--- Material provided ---

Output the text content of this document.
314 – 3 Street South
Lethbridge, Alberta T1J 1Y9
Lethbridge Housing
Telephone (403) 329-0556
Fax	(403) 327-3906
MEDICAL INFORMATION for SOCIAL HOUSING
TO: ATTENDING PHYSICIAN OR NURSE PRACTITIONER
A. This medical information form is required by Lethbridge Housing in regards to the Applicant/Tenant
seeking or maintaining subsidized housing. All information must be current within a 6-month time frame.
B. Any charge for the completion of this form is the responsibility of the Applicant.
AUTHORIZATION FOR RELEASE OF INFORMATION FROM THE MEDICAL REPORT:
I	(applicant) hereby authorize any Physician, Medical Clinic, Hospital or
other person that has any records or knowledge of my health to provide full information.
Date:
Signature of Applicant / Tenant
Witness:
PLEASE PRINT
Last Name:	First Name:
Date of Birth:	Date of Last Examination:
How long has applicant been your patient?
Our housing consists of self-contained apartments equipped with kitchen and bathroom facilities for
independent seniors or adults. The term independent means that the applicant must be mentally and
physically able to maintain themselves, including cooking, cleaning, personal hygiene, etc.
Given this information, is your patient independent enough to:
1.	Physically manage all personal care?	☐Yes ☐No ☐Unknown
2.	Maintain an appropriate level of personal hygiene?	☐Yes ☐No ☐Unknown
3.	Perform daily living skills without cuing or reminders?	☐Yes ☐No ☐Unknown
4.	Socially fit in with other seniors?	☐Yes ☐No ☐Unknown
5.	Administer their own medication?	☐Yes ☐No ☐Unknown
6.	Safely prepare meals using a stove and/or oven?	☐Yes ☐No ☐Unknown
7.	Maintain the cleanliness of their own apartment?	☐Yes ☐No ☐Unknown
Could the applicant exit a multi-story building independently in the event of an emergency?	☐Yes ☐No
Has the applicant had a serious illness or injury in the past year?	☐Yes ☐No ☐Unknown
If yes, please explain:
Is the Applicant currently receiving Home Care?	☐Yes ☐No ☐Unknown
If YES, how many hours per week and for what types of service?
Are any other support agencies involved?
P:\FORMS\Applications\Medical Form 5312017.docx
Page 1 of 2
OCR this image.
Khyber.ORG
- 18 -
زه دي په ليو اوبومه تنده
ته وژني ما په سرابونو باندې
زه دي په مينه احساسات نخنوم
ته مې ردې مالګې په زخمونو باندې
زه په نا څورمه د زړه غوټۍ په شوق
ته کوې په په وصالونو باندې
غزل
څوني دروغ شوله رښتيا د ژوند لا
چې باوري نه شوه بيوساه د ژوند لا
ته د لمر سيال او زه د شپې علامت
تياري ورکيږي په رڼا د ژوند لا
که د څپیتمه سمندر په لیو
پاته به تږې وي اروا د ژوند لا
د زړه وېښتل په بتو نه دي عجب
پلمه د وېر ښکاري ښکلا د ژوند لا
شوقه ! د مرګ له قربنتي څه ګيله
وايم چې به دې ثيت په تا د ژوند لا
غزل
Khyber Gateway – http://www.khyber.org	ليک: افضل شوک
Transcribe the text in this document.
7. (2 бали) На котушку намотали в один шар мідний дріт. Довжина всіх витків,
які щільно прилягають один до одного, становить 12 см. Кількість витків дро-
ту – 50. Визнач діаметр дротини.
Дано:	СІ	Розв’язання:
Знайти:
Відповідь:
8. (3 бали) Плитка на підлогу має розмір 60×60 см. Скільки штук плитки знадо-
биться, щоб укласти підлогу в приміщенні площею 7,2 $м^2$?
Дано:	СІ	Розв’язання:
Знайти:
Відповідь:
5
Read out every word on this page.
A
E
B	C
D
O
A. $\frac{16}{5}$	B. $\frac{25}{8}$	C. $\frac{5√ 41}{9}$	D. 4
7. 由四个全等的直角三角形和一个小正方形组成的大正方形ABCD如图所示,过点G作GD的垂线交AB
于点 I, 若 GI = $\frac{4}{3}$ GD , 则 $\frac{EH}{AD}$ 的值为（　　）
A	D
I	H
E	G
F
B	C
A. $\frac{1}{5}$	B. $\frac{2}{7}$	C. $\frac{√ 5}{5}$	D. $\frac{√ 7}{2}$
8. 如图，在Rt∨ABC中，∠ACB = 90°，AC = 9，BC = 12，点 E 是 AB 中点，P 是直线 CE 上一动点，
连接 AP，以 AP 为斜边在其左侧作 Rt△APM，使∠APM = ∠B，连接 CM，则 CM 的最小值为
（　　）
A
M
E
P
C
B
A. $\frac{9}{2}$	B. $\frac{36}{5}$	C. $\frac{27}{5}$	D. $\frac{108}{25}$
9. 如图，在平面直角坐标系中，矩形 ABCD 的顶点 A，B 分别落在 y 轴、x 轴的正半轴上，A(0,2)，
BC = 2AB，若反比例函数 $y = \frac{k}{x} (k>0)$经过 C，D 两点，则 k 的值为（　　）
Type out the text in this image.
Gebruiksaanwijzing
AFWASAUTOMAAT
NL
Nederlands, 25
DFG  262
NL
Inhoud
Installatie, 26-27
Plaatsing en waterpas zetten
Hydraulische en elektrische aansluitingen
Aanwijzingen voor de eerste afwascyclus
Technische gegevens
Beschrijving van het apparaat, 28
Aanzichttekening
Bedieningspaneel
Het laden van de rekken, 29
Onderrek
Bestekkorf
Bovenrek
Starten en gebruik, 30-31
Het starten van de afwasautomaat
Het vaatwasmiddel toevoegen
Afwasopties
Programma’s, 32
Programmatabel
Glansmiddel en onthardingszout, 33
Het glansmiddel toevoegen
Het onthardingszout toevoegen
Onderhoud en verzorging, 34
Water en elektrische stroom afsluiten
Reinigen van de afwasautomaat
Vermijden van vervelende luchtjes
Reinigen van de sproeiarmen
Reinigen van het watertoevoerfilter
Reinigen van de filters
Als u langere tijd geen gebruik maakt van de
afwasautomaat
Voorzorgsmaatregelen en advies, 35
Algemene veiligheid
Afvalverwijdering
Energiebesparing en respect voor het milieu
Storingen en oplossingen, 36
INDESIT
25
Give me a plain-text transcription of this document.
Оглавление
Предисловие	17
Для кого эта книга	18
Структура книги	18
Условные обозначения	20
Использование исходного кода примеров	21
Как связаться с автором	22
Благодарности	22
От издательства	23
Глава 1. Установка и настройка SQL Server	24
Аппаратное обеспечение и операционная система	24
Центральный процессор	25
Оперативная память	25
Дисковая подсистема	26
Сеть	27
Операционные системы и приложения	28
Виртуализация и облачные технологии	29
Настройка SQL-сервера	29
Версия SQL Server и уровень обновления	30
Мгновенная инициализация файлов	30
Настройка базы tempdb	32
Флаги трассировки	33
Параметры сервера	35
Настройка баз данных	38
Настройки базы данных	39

---

Your instructions.
All of the entries should be written out again exactly.

Answer to this task.
Output the text content of this document.
314 – 3 Street South
Lethbridge, Alberta T1J 1Y9
Lethbridge Housing
Telephone (403) 329-0556
Fax	(403) 327-3906
MEDICAL INFORMATION for SOCIAL HOUSING
TO: ATTENDING PHYSICIAN OR NURSE PRACTITIONER
A. This medical information form is required by Lethbridge Housing in regards to the Applicant/Tenant
seeking or maintaining subsidized housing. All information must be current within a 6-month time frame.
B. Any charge for the completion of this form is the responsibility of the Applicant.
AUTHORIZATION FOR RELEASE OF INFORMATION FROM THE MEDICAL REPORT:
I	(applicant) hereby authorize any Physician, Medical Clinic, Hospital or
other person that has any records or knowledge of my health to provide full information.
Date:
Signature of Applicant / Tenant
Witness:
PLEASE PRINT
Last Name:	First Name:
Date of Birth:	Date of Last Examination:
How long has applicant been your patient?
Our housing consists of self-contained apartments equipped with kitchen and bathroom facilities for
independent seniors or adults. The term independent means that the applicant must be mentally and
physically able to maintain themselves, including cooking, cleaning, personal hygiene, etc.
Given this information, is your patient independent enough to:
1.	Physically manage all personal care?	☐Yes ☐No ☐Unknown
2.	Maintain an appropriate level of personal hygiene?	☐Yes ☐No ☐Unknown
3.	Perform daily living skills without cuing or reminders?	☐Yes ☐No ☐Unknown
4.	Socially fit in with other seniors?	☐Yes ☐No ☐Unknown
5.	Administer their own medication?	☐Yes ☐No ☐Unknown
6.	Safely prepare meals using a stove and/or oven?	☐Yes ☐No ☐Unknown
7.	Maintain the cleanliness of their own apartment?	☐Yes ☐No ☐Unknown
Could the applicant exit a multi-story building independently in the event of an emergency?	☐Yes ☐No
Has the applicant had a serious illness or injury in the past year?	☐Yes ☐No ☐Unknown
If yes, please explain:
Is the Applicant currently receiving Home Care?	☐Yes ☐No ☐Unknown
If YES, how many hours per week and for what types of service?
Are any other support agencies involved?
P:\FORMS\Applications\Medical Form 5312017.docx
Page 1 of 2
OCR this image.
Khyber.ORG
- 18 -
زه دي په ليو اوبومه تنده
ته وژني ما په سرابونو باندې
زه دي په مينه احساسات نخنوم
ته مې ردې مالګې په زخمونو باندې
زه په نا څورمه د زړه غوټۍ په شوق
ته کوې په په وصالونو باندې
غزل
څوني دروغ شوله رښتيا د ژوند لا
چې باوري نه شوه بيوساه د ژوند لا
ته د لمر سيال او زه د شپې علامت
تياري ورکيږي په رڼا د ژوند لا
که د څپیتمه سمندر په لیو
پاته به تږې وي اروا د ژوند لا
د زړه وېښتل په بتو نه دي عجب
پلمه د وېر ښکاري ښکلا د ژوند لا
شوقه ! د مرګ له قربنتي څه ګيله
وايم چې به دې ثيت په تا د ژوند لا
غزل
Khyber Gateway – http://www.khyber.org	ليک: افضل شوک
Transcribe the text in this document.
7. (2 бали) На котушку намотали в один шар мідний дріт. Довжина всіх витків,
які щільно прилягають один до одного, становить 12 см. Кількість витків дро-
ту – 50. Визнач діаметр дротини.
Дано:	СІ	Розв’язання:
Знайти:
Відповідь:
8. (3 бали) Плитка на підлогу має розмір 60×60 см. Скільки штук плитки знадо-
биться, щоб укласти підлогу в приміщенні площею 7,2 $м^2$?
Дано:	СІ	Розв’язання:
Знайти:
Відповідь:
5
Read out every word on this page.
A
E
B	C
D
O
A. $\frac{16}{5}$	B. $\frac{25}{8}$	C. $\frac{5√ 41}{9}$	D. 4
7. 由四个全等的直角三角形和一个小正方形组成的大正方形ABCD如图所示,过点G作GD的垂线交AB
于点 I, 若 GI = $\frac{4}{3}$ GD , 则 $\frac{EH}{AD}$ 的值为（　　）
A	D
I	H
E	G
F
B	C
A. $\frac{1}{5}$	B. $\frac{2}{7}$	C. $\frac{√ 5}{5}$	D. $\frac{√ 7}{2}$
8. 如图，在Rt∨ABC中，∠ACB = 90°，AC = 9，BC = 12，点 E 是 AB 中点，P 是直线 CE 上一动点，
连接 AP，以 AP 为斜边在其左侧作 Rt△APM，使∠APM = ∠B，连接 CM，则 CM 的最小值为
（　　）
A
M
E
P
C
B
A. $\frac{9}{2}$	B. $\frac{36}{5}$	C. $\frac{27}{5}$	D. $\frac{108}{25}$
9. 如图，在平面直角坐标系中，矩形 ABCD 的顶点 A，B 分别落在 y 轴、x 轴的正半轴上，A(0,2)，
BC = 2AB，若反比例函数 $y = \frac{k}{x} (k>0)$经过 C，D 两点，则 k 的值为（　　）
Type out the text in this image.
Gebruiksaanwijzing
AFWASAUTOMAAT
NL
Nederlands, 25
DFG  262
NL
Inhoud
Installatie, 26-27
Plaatsing en waterpas zetten
Hydraulische en elektrische aansluitingen
Aanwijzingen voor de eerste afwascyclus
Technische gegevens
Beschrijving van het apparaat, 28
Aanzichttekening
Bedieningspaneel
Het laden van de rekken, 29
Onderrek
Bestekkorf
Bovenrek
Starten en gebruik, 30-31
Het starten van de afwasautomaat
Het vaatwasmiddel toevoegen
Afwasopties
Programma’s, 32
Programmatabel
Glansmiddel en onthardingszout, 33
Het glansmiddel toevoegen
Het onthardingszout toevoegen
Onderhoud en verzorging, 34
Water en elektrische stroom afsluiten
Reinigen van de afwasautomaat
Vermijden van vervelende luchtjes
Reinigen van de sproeiarmen
Reinigen van het watertoevoerfilter
Reinigen van de filters
Als u langere tijd geen gebruik maakt van de
afwasautomaat
Voorzorgsmaatregelen en advies, 35
Algemene veiligheid
Afvalverwijdering
Energiebesparing en respect voor het milieu
Storingen en oplossingen, 36
INDESIT
25
Give me a plain-text transcription of this document.
Оглавление
Предисловие	17
Для кого эта книга	18
Структура книги	18
Условные обозначения	20
Использование исходного кода примеров	21
Как связаться с автором	22
Благодарности	22
От издательства	23
Глава 1. Установка и настройка SQL Server	24
Аппаратное обеспечение и операционная система	24
Центральный процессор	25
Оперативная память	25
Дисковая подсистема	26
Сеть	27
Операционные системы и приложения	28
Виртуализация и облачные технологии	29
Настройка SQL-сервера	29
Версия SQL Server и уровень обновления	30
Мгновенная инициализация файлов	30
Настройка базы tempdb	32
Флаги трассировки	33
Параметры сервера	35
Настройка баз данных	38
Настройки базы данных	39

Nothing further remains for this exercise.